_PROBLEM REQUIREMENTS_
What follows is a block of records; restate each one word for word.

Data entries

"""

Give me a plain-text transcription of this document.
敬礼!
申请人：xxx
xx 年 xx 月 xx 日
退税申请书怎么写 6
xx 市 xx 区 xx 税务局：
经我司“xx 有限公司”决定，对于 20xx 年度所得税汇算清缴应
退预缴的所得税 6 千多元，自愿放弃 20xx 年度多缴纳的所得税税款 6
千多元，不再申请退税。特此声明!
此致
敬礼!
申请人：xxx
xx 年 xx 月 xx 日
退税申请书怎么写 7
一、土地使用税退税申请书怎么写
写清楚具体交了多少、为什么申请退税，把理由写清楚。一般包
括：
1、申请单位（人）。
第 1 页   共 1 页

"""

_RESPONSE TO THE EXERCISE_
Give me a plain-text transcription of this document.
敬礼!
申请人：xxx
xx 年 xx 月 xx 日
退税申请书怎么写 6
xx 市 xx 区 xx 税务局：
经我司“xx 有限公司”决定，对于 20xx 年度所得税汇算清缴应
退预缴的所得税 6 千多元，自愿放弃 20xx 年度多缴纳的所得税税款 6
千多元，不再申请退税。特此声明!
此致
敬礼!
申请人：xxx
xx 年 xx 月 xx 日
退税申请书怎么写 7
一、土地使用税退税申请书怎么写
写清楚具体交了多少、为什么申请退税，把理由写清楚。一般包
括：
1、申请单位（人）。
第 1 页   共 1 页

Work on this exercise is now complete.